→ **Aim of the task**
The answer should consist of each line from the data below that includes "Sequences".

→ **Available data**
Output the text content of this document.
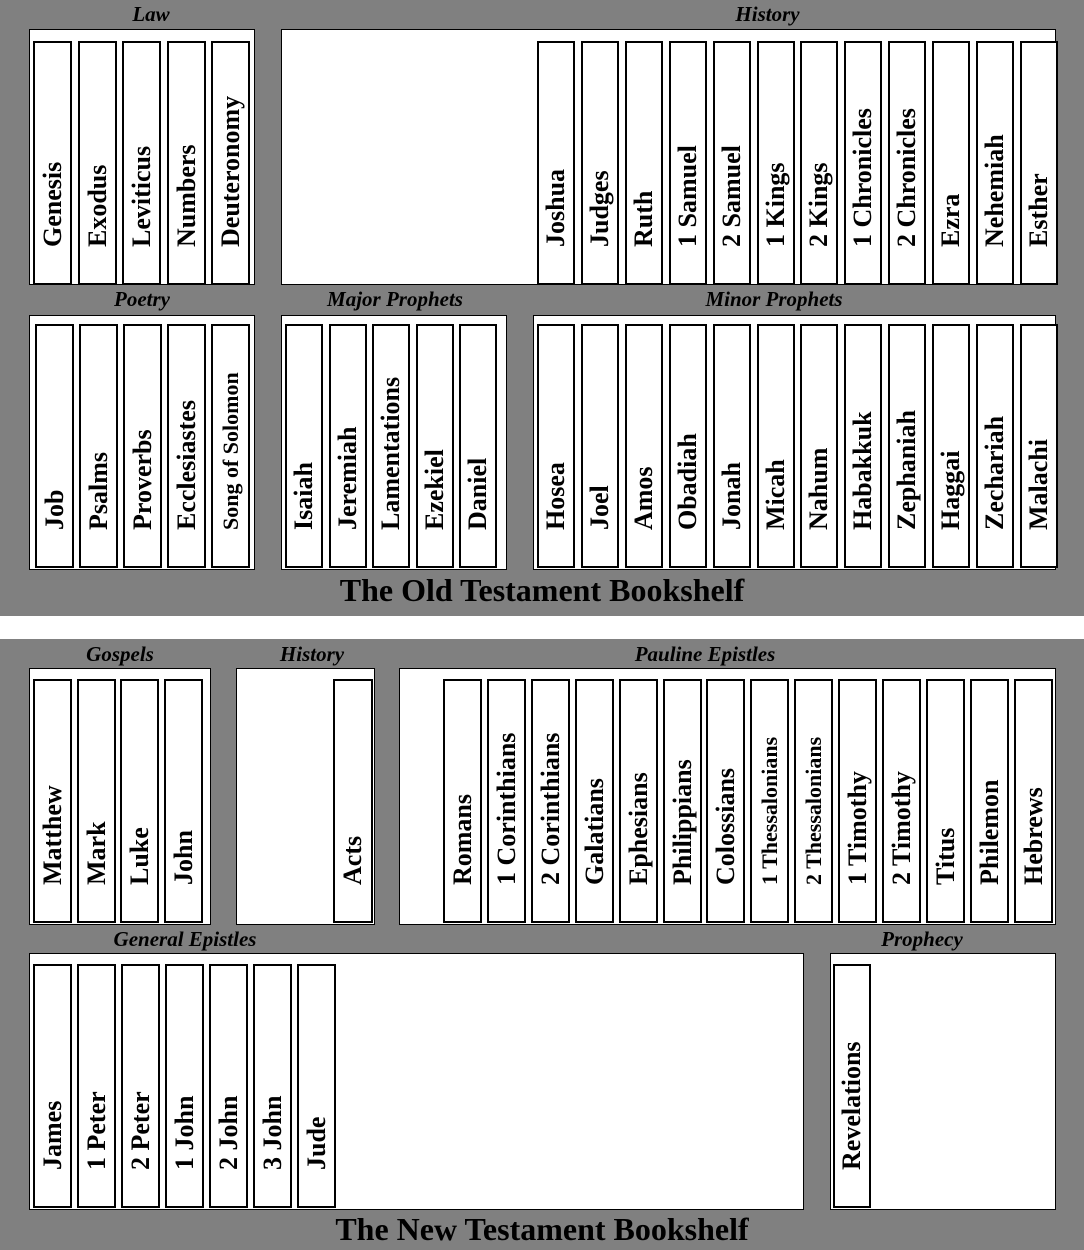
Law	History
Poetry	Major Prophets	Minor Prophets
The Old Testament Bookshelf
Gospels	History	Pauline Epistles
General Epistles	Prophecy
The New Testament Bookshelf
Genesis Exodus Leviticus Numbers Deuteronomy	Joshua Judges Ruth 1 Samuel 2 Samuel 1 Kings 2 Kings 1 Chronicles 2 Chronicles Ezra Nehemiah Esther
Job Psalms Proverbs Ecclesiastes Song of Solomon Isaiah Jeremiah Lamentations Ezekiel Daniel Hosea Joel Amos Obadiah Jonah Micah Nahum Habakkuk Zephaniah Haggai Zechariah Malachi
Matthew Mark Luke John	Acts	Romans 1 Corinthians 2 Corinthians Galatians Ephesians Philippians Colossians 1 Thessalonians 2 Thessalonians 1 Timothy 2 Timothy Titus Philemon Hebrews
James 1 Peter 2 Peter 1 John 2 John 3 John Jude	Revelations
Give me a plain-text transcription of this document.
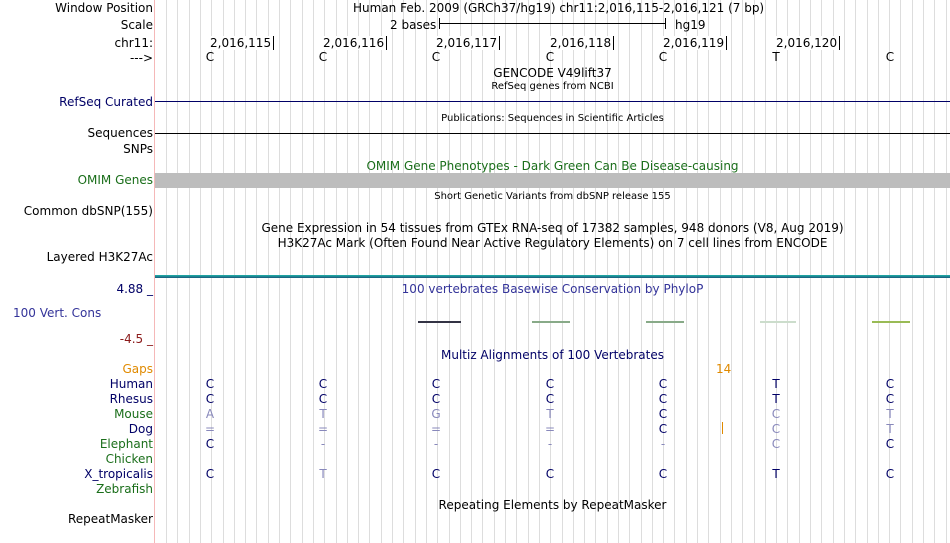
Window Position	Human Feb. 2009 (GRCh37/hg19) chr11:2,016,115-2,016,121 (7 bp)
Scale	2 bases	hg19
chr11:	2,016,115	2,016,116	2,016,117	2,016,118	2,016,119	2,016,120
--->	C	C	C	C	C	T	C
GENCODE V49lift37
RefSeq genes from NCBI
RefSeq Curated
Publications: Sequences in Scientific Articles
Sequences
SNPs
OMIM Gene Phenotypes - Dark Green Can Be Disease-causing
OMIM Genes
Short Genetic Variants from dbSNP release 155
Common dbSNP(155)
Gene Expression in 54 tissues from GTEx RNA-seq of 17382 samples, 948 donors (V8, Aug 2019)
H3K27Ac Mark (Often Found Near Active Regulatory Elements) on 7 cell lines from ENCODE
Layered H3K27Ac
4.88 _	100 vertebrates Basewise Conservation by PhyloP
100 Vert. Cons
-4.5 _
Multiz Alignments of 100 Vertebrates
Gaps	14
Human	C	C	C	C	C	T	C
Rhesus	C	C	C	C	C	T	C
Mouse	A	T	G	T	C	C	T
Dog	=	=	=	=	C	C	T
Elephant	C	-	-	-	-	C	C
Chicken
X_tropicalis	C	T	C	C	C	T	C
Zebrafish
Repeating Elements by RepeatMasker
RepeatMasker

→ **Solution for this problem**
Publications: Sequences in Scientific Articles
Sequences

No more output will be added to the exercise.